-- EXERCISE SET --
(a) Answer these about the forum thread on Forstner bit sets:
(i) How long has Sawdust4Blood owned the Rockler set?
(ii) What sale price does JohnGray give for the Rockler 22 piece set?
(iii) Whose smaller tools does the first poster tend to stay away from?
(b) Carry the forum thread on Forstner bit sets forward from its last line.

I have Several different sets I think the largest set was from woodcraft and the have worked fine but the Lee Valley set looks like higher quality at a higher price. All the tool guys tend to say new if they add or take away the quantities in a set. Even though I'm a big Grizzy tool fan I tend to stay away from their smaller tools. If grizzly gets bad reviews it's usually about their smaller tools.


----------



## Sawdust4Blood (Feb 16, 2010)

I've owned the Rockler set for about 4 years now and they've done fine by me. However, I don't use the Forstner bits all that often nor have I ever had to used them in a project that really had me boring a lot with them. They're fine for an occasional user like me but can't speak to how they would work in a production environment.


----------



## JohnGray (Oct 6, 2007)

I've had the Rockler 22 piece set for about 3 years and have no complaints and they are now on sale for $49.99.


----------



## roger301 (Feb 17, 2010)

Dataset records
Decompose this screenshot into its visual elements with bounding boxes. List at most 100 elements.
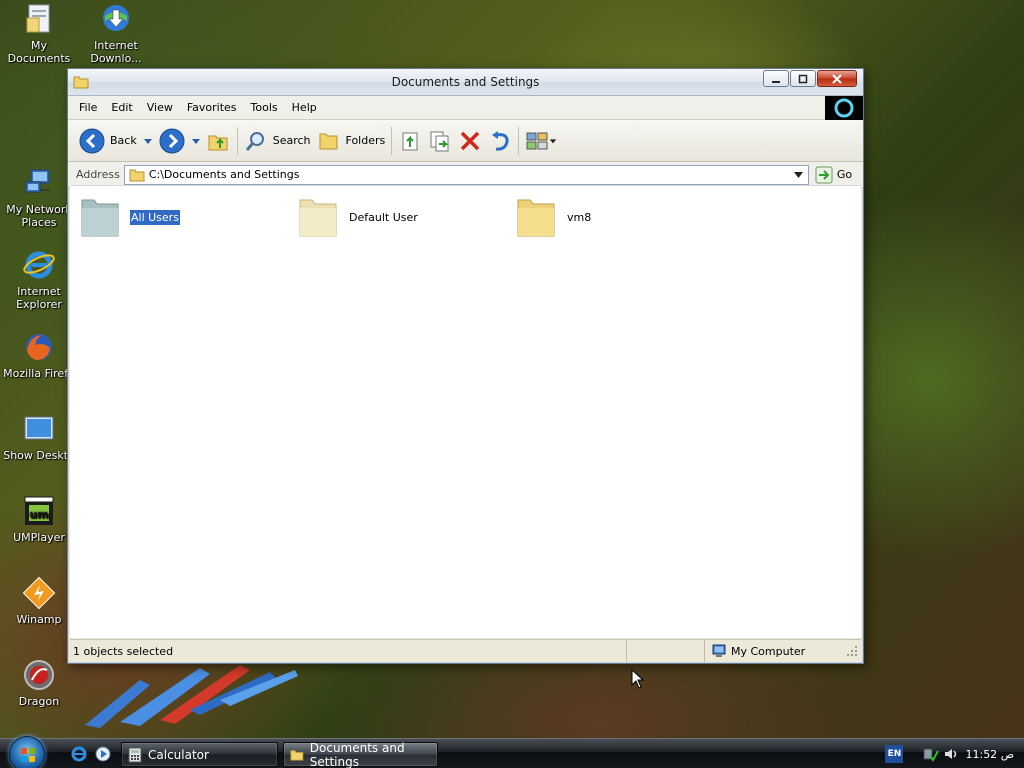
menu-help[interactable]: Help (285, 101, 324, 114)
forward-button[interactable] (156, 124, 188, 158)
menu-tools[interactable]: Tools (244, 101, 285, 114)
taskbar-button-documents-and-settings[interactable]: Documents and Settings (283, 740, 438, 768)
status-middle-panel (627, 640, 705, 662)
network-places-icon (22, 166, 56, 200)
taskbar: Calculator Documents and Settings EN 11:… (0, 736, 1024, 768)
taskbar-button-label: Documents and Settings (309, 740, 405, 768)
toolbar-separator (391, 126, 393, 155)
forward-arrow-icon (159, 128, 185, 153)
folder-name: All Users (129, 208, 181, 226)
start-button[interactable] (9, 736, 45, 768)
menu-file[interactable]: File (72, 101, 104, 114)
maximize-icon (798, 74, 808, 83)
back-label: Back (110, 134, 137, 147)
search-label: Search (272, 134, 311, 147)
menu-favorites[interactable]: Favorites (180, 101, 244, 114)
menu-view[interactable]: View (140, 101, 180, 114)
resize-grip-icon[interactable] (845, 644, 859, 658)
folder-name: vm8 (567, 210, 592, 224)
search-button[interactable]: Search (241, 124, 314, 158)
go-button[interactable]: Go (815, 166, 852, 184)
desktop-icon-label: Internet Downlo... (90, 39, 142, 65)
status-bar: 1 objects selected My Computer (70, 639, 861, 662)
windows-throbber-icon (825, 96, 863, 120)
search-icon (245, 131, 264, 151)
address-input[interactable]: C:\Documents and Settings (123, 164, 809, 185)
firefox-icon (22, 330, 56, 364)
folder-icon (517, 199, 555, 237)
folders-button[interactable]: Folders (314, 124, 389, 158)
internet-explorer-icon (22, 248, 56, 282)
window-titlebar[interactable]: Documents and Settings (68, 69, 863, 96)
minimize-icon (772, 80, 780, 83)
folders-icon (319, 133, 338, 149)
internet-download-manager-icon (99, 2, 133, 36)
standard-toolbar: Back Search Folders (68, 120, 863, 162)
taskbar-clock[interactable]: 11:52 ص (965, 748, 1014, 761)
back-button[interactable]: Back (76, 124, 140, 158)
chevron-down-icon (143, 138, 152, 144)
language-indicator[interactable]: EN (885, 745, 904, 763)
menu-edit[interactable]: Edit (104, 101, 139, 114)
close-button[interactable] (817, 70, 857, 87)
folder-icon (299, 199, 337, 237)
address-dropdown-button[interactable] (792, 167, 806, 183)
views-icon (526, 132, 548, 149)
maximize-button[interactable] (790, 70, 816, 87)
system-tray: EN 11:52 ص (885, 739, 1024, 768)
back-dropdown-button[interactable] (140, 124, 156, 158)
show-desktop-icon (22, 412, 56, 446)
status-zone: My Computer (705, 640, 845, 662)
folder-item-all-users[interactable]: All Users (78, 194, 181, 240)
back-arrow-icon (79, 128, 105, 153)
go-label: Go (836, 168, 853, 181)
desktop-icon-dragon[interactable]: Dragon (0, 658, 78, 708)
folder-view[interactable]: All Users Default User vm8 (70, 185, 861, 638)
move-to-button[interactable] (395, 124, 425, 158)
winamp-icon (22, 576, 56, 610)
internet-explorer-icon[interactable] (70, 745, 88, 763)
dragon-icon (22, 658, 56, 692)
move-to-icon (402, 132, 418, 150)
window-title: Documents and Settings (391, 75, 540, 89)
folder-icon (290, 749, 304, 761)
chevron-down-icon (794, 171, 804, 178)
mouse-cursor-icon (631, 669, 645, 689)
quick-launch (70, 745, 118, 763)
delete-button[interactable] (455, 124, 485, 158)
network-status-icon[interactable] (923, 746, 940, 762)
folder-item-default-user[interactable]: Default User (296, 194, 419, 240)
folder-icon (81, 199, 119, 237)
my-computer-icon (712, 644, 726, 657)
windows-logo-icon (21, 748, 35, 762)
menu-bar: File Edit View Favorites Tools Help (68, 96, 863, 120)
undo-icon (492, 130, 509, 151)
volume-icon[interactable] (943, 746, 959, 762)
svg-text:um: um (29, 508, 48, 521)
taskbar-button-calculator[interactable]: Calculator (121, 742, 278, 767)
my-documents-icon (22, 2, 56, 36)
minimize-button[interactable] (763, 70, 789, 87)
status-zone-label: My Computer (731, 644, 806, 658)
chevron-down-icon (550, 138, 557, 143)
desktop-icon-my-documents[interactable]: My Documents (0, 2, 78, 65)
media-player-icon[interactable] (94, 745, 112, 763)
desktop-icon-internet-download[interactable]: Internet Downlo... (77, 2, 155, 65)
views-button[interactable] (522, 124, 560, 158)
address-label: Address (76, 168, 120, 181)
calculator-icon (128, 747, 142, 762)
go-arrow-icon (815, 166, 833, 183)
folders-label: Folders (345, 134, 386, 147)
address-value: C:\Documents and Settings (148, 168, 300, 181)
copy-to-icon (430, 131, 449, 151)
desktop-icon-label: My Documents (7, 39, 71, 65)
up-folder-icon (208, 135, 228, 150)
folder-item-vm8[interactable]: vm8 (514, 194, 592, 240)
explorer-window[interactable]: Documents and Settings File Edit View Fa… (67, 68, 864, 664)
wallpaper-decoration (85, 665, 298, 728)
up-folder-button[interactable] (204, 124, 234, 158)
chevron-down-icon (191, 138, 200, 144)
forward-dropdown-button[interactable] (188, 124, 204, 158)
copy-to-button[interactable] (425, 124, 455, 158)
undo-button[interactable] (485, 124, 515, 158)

...

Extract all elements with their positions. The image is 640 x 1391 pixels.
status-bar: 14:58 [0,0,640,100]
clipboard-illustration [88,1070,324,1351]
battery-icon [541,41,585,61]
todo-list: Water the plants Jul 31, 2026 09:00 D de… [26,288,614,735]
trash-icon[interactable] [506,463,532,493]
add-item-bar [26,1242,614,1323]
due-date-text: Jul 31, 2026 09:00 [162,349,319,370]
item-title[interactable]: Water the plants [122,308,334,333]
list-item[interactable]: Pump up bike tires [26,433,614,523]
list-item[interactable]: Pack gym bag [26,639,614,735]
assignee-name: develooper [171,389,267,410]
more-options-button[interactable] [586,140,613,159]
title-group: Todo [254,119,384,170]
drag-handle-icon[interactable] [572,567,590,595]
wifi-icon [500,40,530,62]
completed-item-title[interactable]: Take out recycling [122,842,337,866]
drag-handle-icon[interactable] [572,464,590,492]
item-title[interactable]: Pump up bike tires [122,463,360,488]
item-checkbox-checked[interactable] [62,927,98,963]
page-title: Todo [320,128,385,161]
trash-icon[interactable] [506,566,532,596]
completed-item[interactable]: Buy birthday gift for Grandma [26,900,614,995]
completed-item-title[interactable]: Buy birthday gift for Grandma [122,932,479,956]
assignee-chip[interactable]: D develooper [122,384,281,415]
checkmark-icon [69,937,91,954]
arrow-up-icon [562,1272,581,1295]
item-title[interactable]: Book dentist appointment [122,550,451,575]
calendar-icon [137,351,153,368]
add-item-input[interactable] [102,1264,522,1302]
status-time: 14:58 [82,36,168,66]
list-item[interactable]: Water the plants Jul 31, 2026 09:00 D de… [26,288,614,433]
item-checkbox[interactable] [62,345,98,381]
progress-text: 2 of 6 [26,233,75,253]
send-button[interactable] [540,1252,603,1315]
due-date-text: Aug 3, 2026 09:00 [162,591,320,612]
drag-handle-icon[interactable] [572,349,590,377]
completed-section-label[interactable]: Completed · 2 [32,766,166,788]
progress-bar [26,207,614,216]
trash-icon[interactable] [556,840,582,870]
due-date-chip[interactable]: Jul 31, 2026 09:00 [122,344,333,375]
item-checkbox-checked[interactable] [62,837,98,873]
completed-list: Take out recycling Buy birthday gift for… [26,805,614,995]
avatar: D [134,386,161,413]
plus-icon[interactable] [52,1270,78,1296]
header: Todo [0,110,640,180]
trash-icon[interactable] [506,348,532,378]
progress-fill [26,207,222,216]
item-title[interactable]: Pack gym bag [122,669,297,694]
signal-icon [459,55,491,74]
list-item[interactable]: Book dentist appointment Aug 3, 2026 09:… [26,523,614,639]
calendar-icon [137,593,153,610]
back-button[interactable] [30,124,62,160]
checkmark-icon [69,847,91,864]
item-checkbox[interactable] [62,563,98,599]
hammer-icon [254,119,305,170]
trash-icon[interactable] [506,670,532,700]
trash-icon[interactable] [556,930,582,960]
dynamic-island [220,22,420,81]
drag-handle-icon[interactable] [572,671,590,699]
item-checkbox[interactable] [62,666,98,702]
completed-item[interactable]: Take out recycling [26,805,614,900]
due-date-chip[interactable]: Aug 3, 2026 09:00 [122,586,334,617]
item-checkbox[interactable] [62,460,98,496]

-- THE RESPONSES --
(a)
(i) About 4 years
(ii) $49.99
(iii) Grizzly's

(b)
Eric, Woodcraft's are HCS. This is kind of a repeat of the information you already have, but it may help:
There are grades of HSS just as there are grades of HC steel. I would recommend a decent quality HC steel and a bit lubricant for hardwoods. It is also imperative that you keep the bits clean which is free of pitch and resins. Typically pitch and resin are the biggest contributor to failure with HC steel and many people think they can bore pine all day long they switch to oak or maple and wonder why the bit is dull. While softwood is not as dense as hardwood it generally contains more resin and therefore gets "dirty" more quickly. A good blade and bit cleaner is a better $12 investment than double your money or more for cheap HSS bits. I would recommend a higher quality (typically German or Austrian) HSS bit for the sizes that you use more frequently like ¾" and 1".


----------



## unklegwar (Aug 7, 2009)

I just got confirmation from Woodcraft tech support that they are HCS. The price for the set is way too high in this case and they'll be going back.

Grizzly's HSS set is on the way.

I need to get the cleaning solution anyway. But I'll keep that in mind.

Thanks for all the input. I'll report back on how well the Grizzly set cuts.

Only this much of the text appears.